Write out the records that appear below, verbatim and complete, but without pictures.

Data entries

begin

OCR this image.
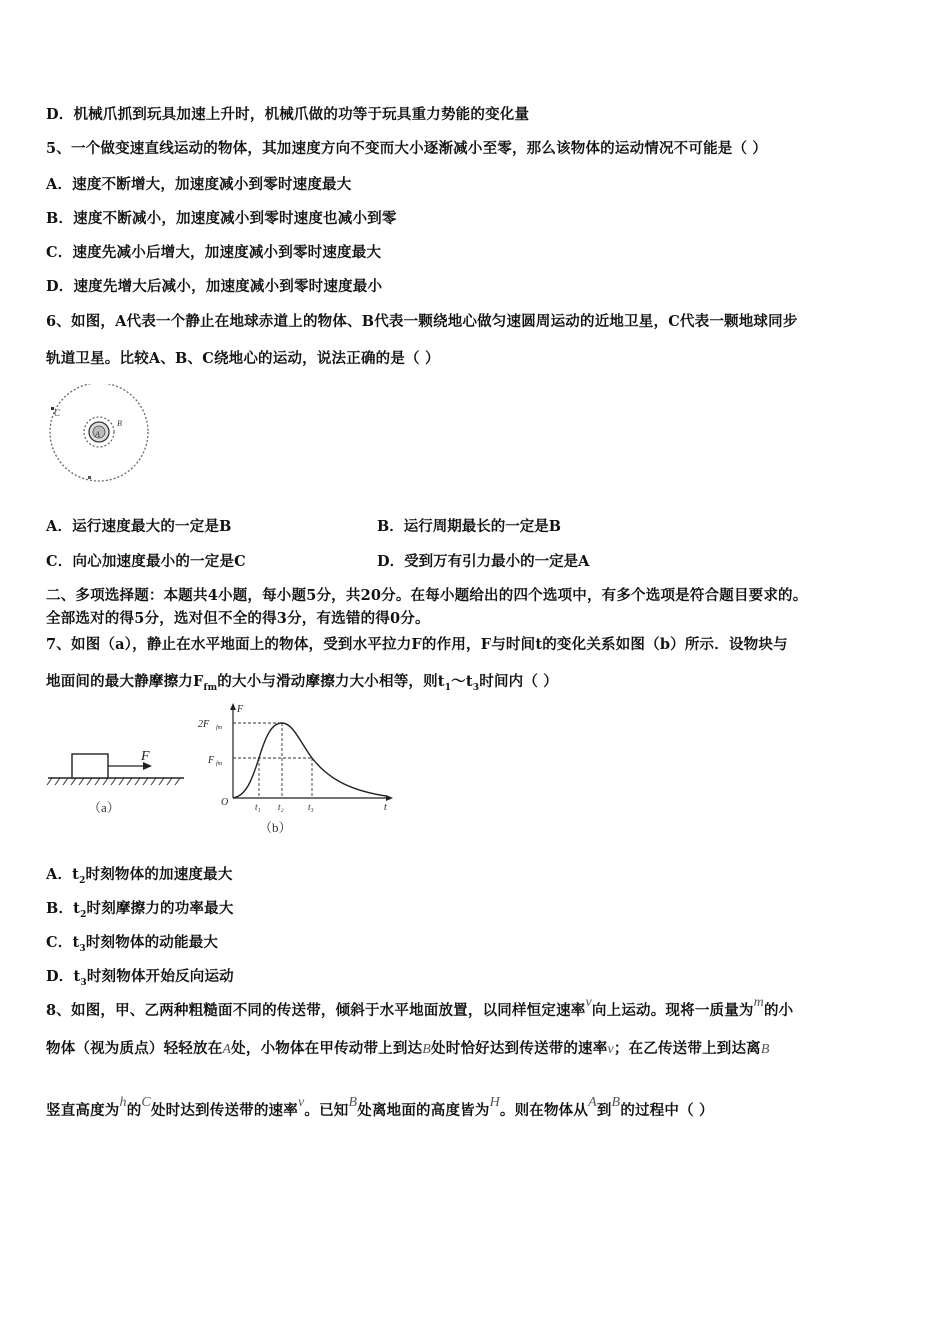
D．机械爪抓到玩具加速上升时，机械爪做的功等于玩具重力势能的变化量
5、一个做变速直线运动的物体，其加速度方向不变而大小逐渐减小至零，那么该物体的运动情况不可能是（ ）
A．速度不断增大，加速度减小到零时速度最大
B．速度不断减小，加速度减小到零时速度也减小到零
C．速度先减小后增大，加速度减小到零时速度最大
D．速度先增大后减小，加速度减小到零时速度最小
6、如图，A代表一个静止在地球赤道上的物体、B代表一颗绕地心做匀速圆周运动的近地卫星，C代表一颗地球同步
轨道卫星。比较A、B、C绕地心的运动，说法正确的是（ ）
A
B
C
A．运行速度最大的一定是B	B．运行周期最长的一定是B
C．向心加速度最小的一定是C	D．受到万有引力最小的一定是A
二、多项选择题：本题共4小题，每小题5分，共20分。在每小题给出的四个选项中，有多个选项是符合题目要求的。
全部选对的得5分，选对但不全的得3分，有选错的得0分。
7、如图（a），静止在水平地面上的物体，受到水平拉力F的作用，F与时间t的变化关系如图（b）所示．设物块与
地面间的最大静摩擦力$F_{fm}$的大小与滑动摩擦力大小相等，则$t_1\sim t_3$时间内（ ）
F
（a）
F
t
O
2F fm
F fm
t₁ t₂	t₃
（b）
A．$t_2$时刻物体的加速度最大
B．$t_2$时刻摩擦力的功率最大
C．$t_3$时刻物体的动能最大
D．$t_3$时刻物体开始反向运动
8、如图，甲、乙两种粗糙面不同的传送带，倾斜于水平地面放置，以同样恒定速率v向上运动。现将一质量为m的小
物体（视为质点）轻轻放在A处，小物体在甲传动带上到达B处时恰好达到传送带的速率v；在乙传送带上到达离B
竖直高度为h的C处时达到传送带的速率v。已知B处离地面的高度皆为H。则在物体从A到B的过程中（ ）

end

▶ [Solution to this exercise]:
OCR this image.
D．机械爪抓到玩具加速上升时，机械爪做的功等于玩具重力势能的变化量
5、一个做变速直线运动的物体，其加速度方向不变而大小逐渐减小至零，那么该物体的运动情况不可能是（ ）
A．速度不断增大，加速度减小到零时速度最大
B．速度不断减小，加速度减小到零时速度也减小到零
C．速度先减小后增大，加速度减小到零时速度最大
D．速度先增大后减小，加速度减小到零时速度最小
6、如图，A代表一个静止在地球赤道上的物体、B代表一颗绕地心做匀速圆周运动的近地卫星，C代表一颗地球同步
轨道卫星。比较A、B、C绕地心的运动，说法正确的是（ ）
A
B
C
A．运行速度最大的一定是B	B．运行周期最长的一定是B
C．向心加速度最小的一定是C	D．受到万有引力最小的一定是A
二、多项选择题：本题共4小题，每小题5分，共20分。在每小题给出的四个选项中，有多个选项是符合题目要求的。
全部选对的得5分，选对但不全的得3分，有选错的得0分。
7、如图（a），静止在水平地面上的物体，受到水平拉力F的作用，F与时间t的变化关系如图（b）所示．设物块与
地面间的最大静摩擦力$F_{fm}$的大小与滑动摩擦力大小相等，则$t_1\sim t_3$时间内（ ）
F
（a）
F
t
O
2F fm
F fm
t₁ t₂	t₃
（b）
A．$t_2$时刻物体的加速度最大
B．$t_2$时刻摩擦力的功率最大
C．$t_3$时刻物体的动能最大
D．$t_3$时刻物体开始反向运动
8、如图，甲、乙两种粗糙面不同的传送带，倾斜于水平地面放置，以同样恒定速率v向上运动。现将一质量为m的小
物体（视为质点）轻轻放在A处，小物体在甲传动带上到达B处时恰好达到传送带的速率v；在乙传送带上到达离B
竖直高度为h的C处时达到传送带的速率v。已知B处离地面的高度皆为H。则在物体从A到B的过程中（ ）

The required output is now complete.